Task details: Transcribe all the entries word for word, skipping the pictures.

-------

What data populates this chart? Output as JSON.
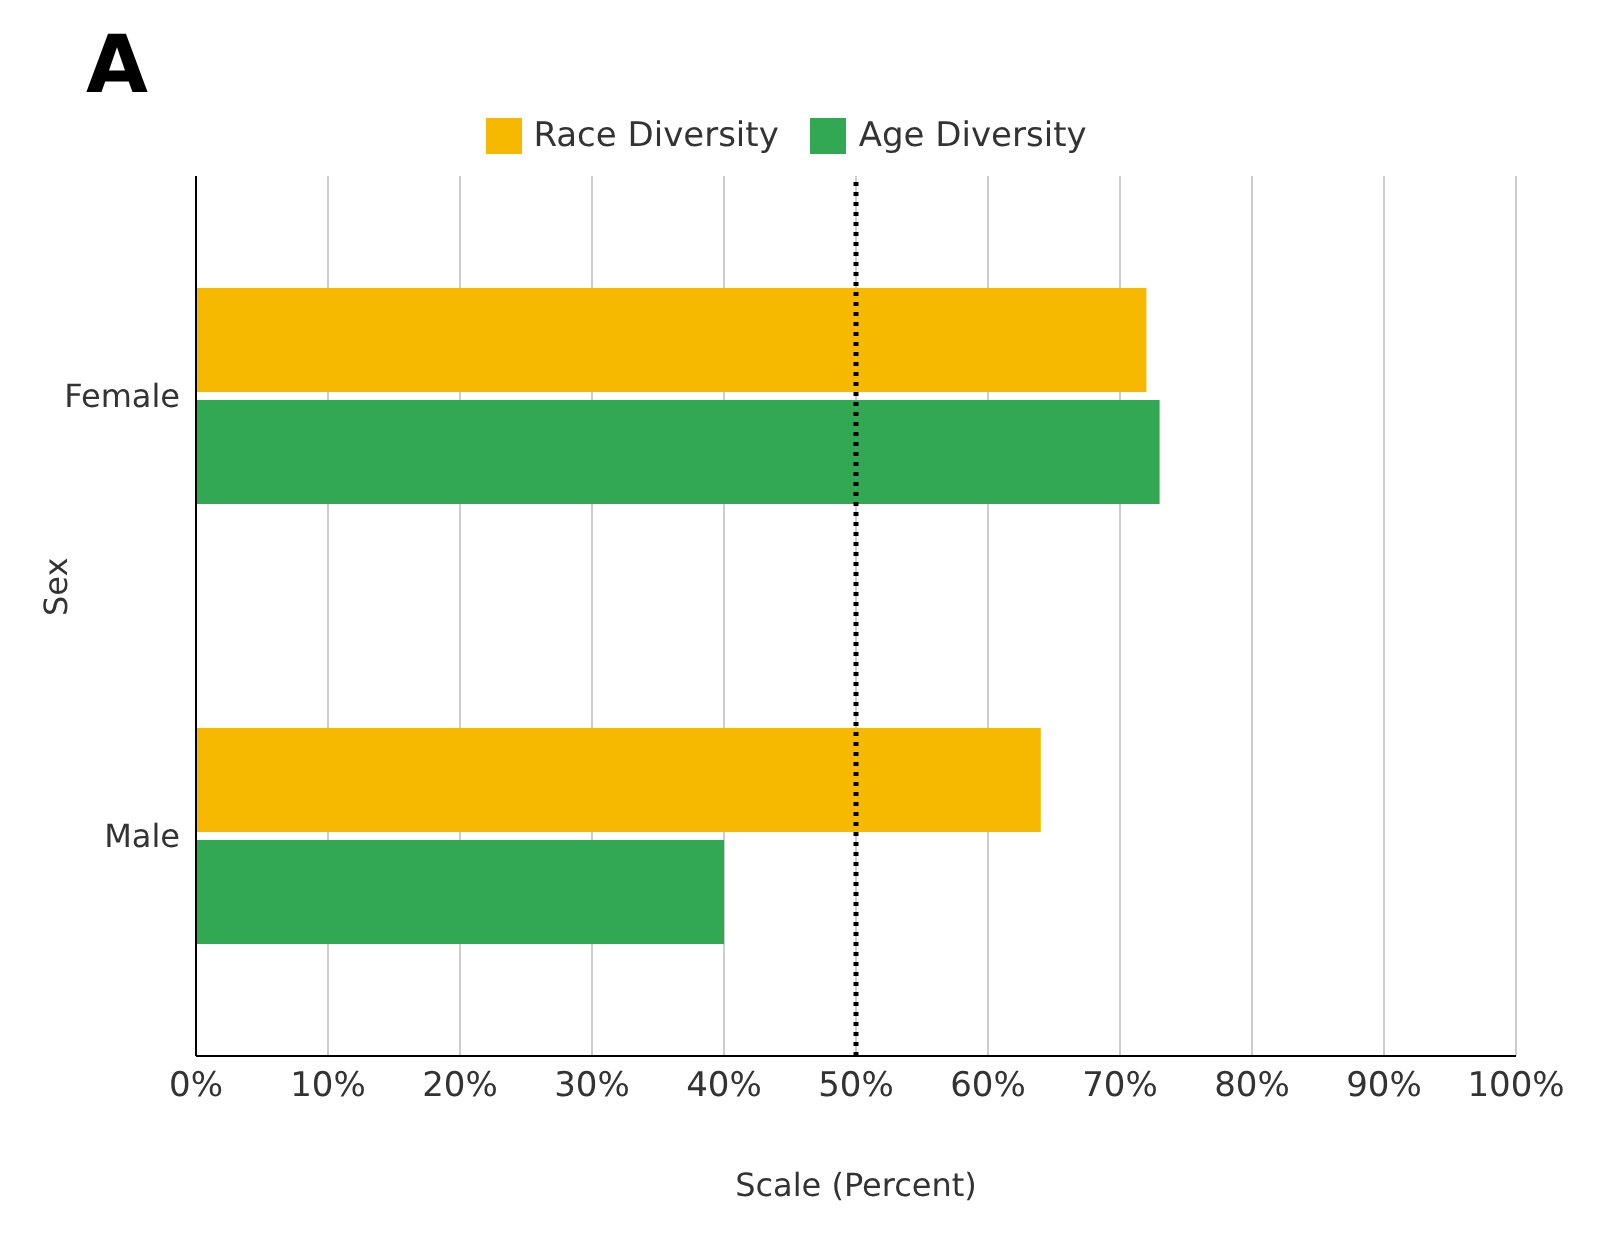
{
  "chart_data": {
    "type": "bar",
    "title": "A",
    "orientation": "horizontal",
    "categories": [
      "Female",
      "Male"
    ],
    "series": [
      {
        "name": "Race Diversity",
        "color": "#f7b900",
        "values": [
          72,
          64
        ]
      },
      {
        "name": "Age Diversity",
        "color": "#33a853",
        "values": [
          73,
          40
        ]
      }
    ],
    "xlim": [
      0,
      100
    ],
    "xticks": [
      {
        "value": 0,
        "label": "0%"
      },
      {
        "value": 10,
        "label": "10%"
      },
      {
        "value": 20,
        "label": "20%"
      },
      {
        "value": 30,
        "label": "30%"
      },
      {
        "value": 40,
        "label": "40%"
      },
      {
        "value": 50,
        "label": "50%"
      },
      {
        "value": 60,
        "label": "60%"
      },
      {
        "value": 70,
        "label": "70%"
      },
      {
        "value": 80,
        "label": "80%"
      },
      {
        "value": 90,
        "label": "90%"
      },
      {
        "value": 100,
        "label": "100%"
      }
    ],
    "xlabel": "Scale (Percent)",
    "ylabel": "Sex",
    "grid": "x",
    "legend": "top",
    "ref_lines": [
      {
        "axis": "x",
        "value": 50,
        "color": "#000000",
        "line_style": "dotted"
      }
    ]
  }
}
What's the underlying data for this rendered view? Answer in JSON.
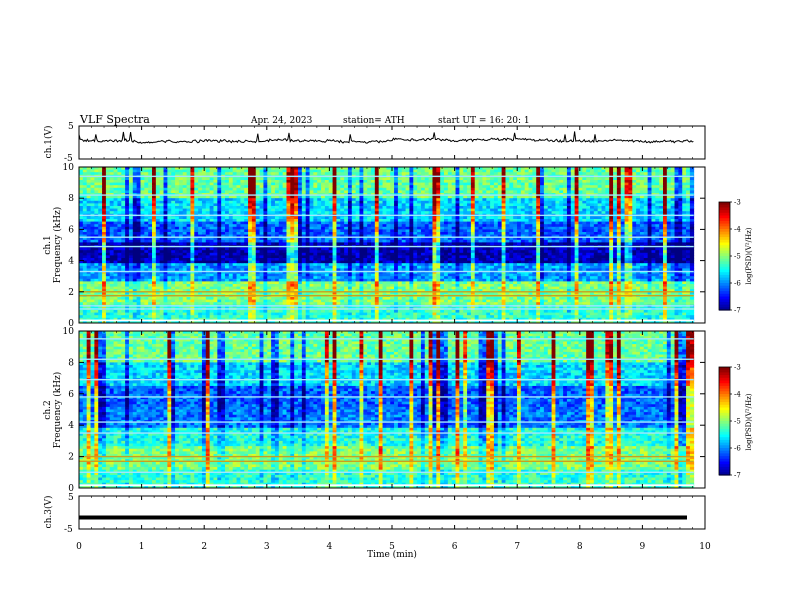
{
  "header": {
    "title": "VLF  Spectra",
    "date": "Apr. 24, 2023",
    "station": "station= ATH",
    "start": "start  UT  =    16: 20: 1"
  },
  "chart_data": [
    {
      "type": "line",
      "panel": "ch1-waveform",
      "ylabel": "ch.1(V)",
      "ylim": [
        -5,
        5
      ],
      "yticks": [
        "5",
        "-5"
      ],
      "baseline": 0.5
    },
    {
      "type": "heatmap",
      "panel": "ch1-spectrogram",
      "ylabel_top": "ch.1",
      "ylabel": "Frequency  (kHz)",
      "ylim": [
        0,
        10
      ],
      "yticks": [
        "0",
        "2",
        "4",
        "6",
        "8",
        "10"
      ],
      "colorbar": {
        "label": "log(PSD)(V²/Hz)",
        "range": [
          -7,
          -3
        ],
        "ticks": [
          "-3",
          "-4",
          "-5",
          "-6",
          "-7"
        ]
      }
    },
    {
      "type": "heatmap",
      "panel": "ch2-spectrogram",
      "ylabel_top": "ch.2",
      "ylabel": "Frequency  (kHz)",
      "ylim": [
        0,
        10
      ],
      "yticks": [
        "0",
        "2",
        "4",
        "6",
        "8",
        "10"
      ],
      "colorbar": {
        "label": "log(PSD)(V²/Hz)",
        "range": [
          -7,
          -3
        ],
        "ticks": [
          "-3",
          "-4",
          "-5",
          "-6",
          "-7"
        ]
      }
    },
    {
      "type": "line",
      "panel": "ch3-waveform",
      "ylabel": "ch.3(V)",
      "ylim": [
        -5,
        5
      ],
      "yticks": [
        "5",
        "-5"
      ],
      "baseline": -1.5
    }
  ],
  "xaxis": {
    "label": "Time  (min)",
    "ticks": [
      "0",
      "1",
      "2",
      "3",
      "4",
      "5",
      "6",
      "7",
      "8",
      "9",
      "10"
    ],
    "xlim": [
      0,
      10
    ],
    "data_end": 9.82
  },
  "colors": {
    "axis": "#000000",
    "background": "#ffffff"
  }
}
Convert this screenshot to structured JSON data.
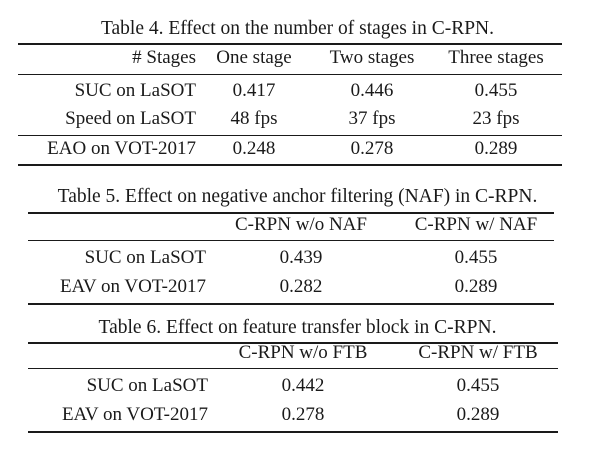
{
  "tables": [
    {
      "caption": "Table 4. Effect on the number of stages in C-RPN.",
      "header": [
        "# Stages",
        "One stage",
        "Two stages",
        "Three stages"
      ],
      "rows": [
        [
          "SUC on LaSOT",
          "0.417",
          "0.446",
          "0.455"
        ],
        [
          "Speed on LaSOT",
          "48 fps",
          "37 fps",
          "23 fps"
        ],
        [
          "EAO on VOT-2017",
          "0.248",
          "0.278",
          "0.289"
        ]
      ]
    },
    {
      "caption": "Table 5. Effect on negative anchor filtering (NAF) in C-RPN.",
      "header": [
        "",
        "C-RPN w/o NAF",
        "C-RPN w/ NAF"
      ],
      "rows": [
        [
          "SUC on LaSOT",
          "0.439",
          "0.455"
        ],
        [
          "EAV on VOT-2017",
          "0.282",
          "0.289"
        ]
      ]
    },
    {
      "caption": "Table 6. Effect on feature transfer block in C-RPN.",
      "header": [
        "",
        "C-RPN w/o FTB",
        "C-RPN w/ FTB"
      ],
      "rows": [
        [
          "SUC on LaSOT",
          "0.442",
          "0.455"
        ],
        [
          "EAV on VOT-2017",
          "0.278",
          "0.289"
        ]
      ]
    }
  ]
}
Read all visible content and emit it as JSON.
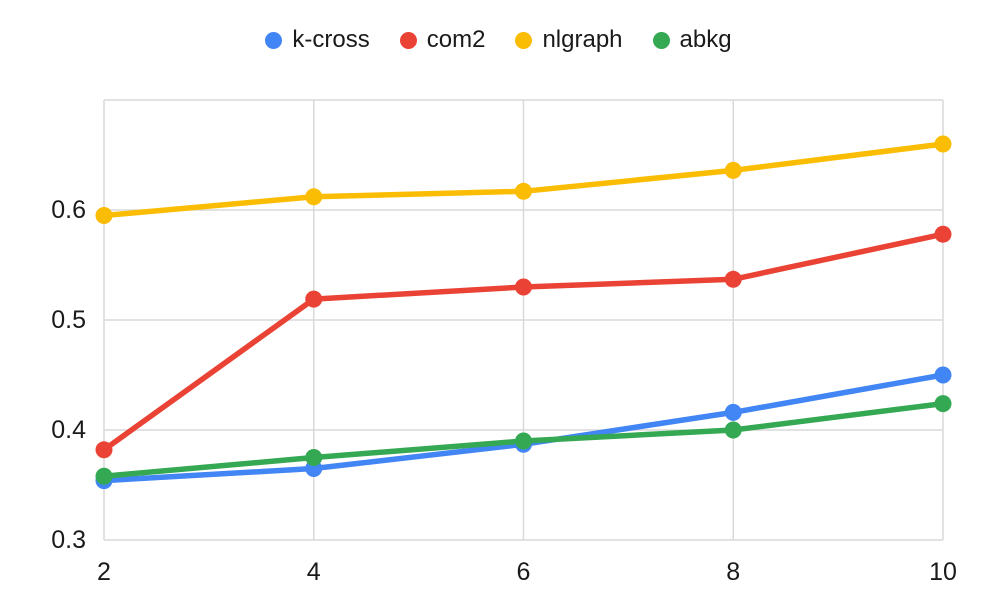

-------

Answer to the task:
What data populates this chart? Output as JSON.
{
  "chart_data": {
    "type": "bar",
    "title": "A",
    "orientation": "horizontal",
    "categories": [
      "Female",
      "Male"
    ],
    "series": [
      {
        "name": "Race Diversity",
        "color": "#f7b900",
        "values": [
          72,
          64
        ]
      },
      {
        "name": "Age Diversity",
        "color": "#33a853",
        "values": [
          73,
          40
        ]
      }
    ],
    "xlim": [
      0,
      100
    ],
    "xticks": [
      {
        "value": 0,
        "label": "0%"
      },
      {
        "value": 10,
        "label": "10%"
      },
      {
        "value": 20,
        "label": "20%"
      },
      {
        "value": 30,
        "label": "30%"
      },
      {
        "value": 40,
        "label": "40%"
      },
      {
        "value": 50,
        "label": "50%"
      },
      {
        "value": 60,
        "label": "60%"
      },
      {
        "value": 70,
        "label": "70%"
      },
      {
        "value": 80,
        "label": "80%"
      },
      {
        "value": 90,
        "label": "90%"
      },
      {
        "value": 100,
        "label": "100%"
      }
    ],
    "xlabel": "Scale (Percent)",
    "ylabel": "Sex",
    "grid": "x",
    "legend": "top",
    "ref_lines": [
      {
        "axis": "x",
        "value": 50,
        "color": "#000000",
        "line_style": "dotted"
      }
    ]
  }
}
What's the underlying data for this rendered view? Answer in JSON.
{
  "header": {
    "title": "VLF  Spectra",
    "date": "Apr. 24, 2023",
    "station": "station= ATH",
    "start": "start  UT  =    16: 20: 1"
  },
  "chart_data": [
    {
      "type": "line",
      "panel": "ch1-waveform",
      "ylabel": "ch.1(V)",
      "ylim": [
        -5,
        5
      ],
      "yticks": [
        "5",
        "-5"
      ],
      "baseline": 0.5
    },
    {
      "type": "heatmap",
      "panel": "ch1-spectrogram",
      "ylabel_top": "ch.1",
      "ylabel": "Frequency  (kHz)",
      "ylim": [
        0,
        10
      ],
      "yticks": [
        "0",
        "2",
        "4",
        "6",
        "8",
        "10"
      ],
      "colorbar": {
        "label": "log(PSD)(V²/Hz)",
        "range": [
          -7,
          -3
        ],
        "ticks": [
          "-3",
          "-4",
          "-5",
          "-6",
          "-7"
        ]
      }
    },
    {
      "type": "heatmap",
      "panel": "ch2-spectrogram",
      "ylabel_top": "ch.2",
      "ylabel": "Frequency  (kHz)",
      "ylim": [
        0,
        10
      ],
      "yticks": [
        "0",
        "2",
        "4",
        "6",
        "8",
        "10"
      ],
      "colorbar": {
        "label": "log(PSD)(V²/Hz)",
        "range": [
          -7,
          -3
        ],
        "ticks": [
          "-3",
          "-4",
          "-5",
          "-6",
          "-7"
        ]
      }
    },
    {
      "type": "line",
      "panel": "ch3-waveform",
      "ylabel": "ch.3(V)",
      "ylim": [
        -5,
        5
      ],
      "yticks": [
        "5",
        "-5"
      ],
      "baseline": -1.5
    }
  ],
  "xaxis": {
    "label": "Time  (min)",
    "ticks": [
      "0",
      "1",
      "2",
      "3",
      "4",
      "5",
      "6",
      "7",
      "8",
      "9",
      "10"
    ],
    "xlim": [
      0,
      10
    ],
    "data_end": 9.82
  },
  "colors": {
    "axis": "#000000",
    "background": "#ffffff"
  }
}
Convert this screenshot to structured JSON data.
{
  "tables": [
    {
      "caption": "Table 4. Effect on the number of stages in C-RPN.",
      "header": [
        "# Stages",
        "One stage",
        "Two stages",
        "Three stages"
      ],
      "rows": [
        [
          "SUC on LaSOT",
          "0.417",
          "0.446",
          "0.455"
        ],
        [
          "Speed on LaSOT",
          "48 fps",
          "37 fps",
          "23 fps"
        ],
        [
          "EAO on VOT-2017",
          "0.248",
          "0.278",
          "0.289"
        ]
      ]
    },
    {
      "caption": "Table 5. Effect on negative anchor filtering (NAF) in C-RPN.",
      "header": [
        "",
        "C-RPN w/o NAF",
        "C-RPN w/ NAF"
      ],
      "rows": [
        [
          "SUC on LaSOT",
          "0.439",
          "0.455"
        ],
        [
          "EAV on VOT-2017",
          "0.282",
          "0.289"
        ]
      ]
    },
    {
      "caption": "Table 6. Effect on feature transfer block in C-RPN.",
      "header": [
        "",
        "C-RPN w/o FTB",
        "C-RPN w/ FTB"
      ],
      "rows": [
        [
          "SUC on LaSOT",
          "0.442",
          "0.455"
        ],
        [
          "EAV on VOT-2017",
          "0.278",
          "0.289"
        ]
      ]
    }
  ]
}
Read all visible content and emit it as JSON.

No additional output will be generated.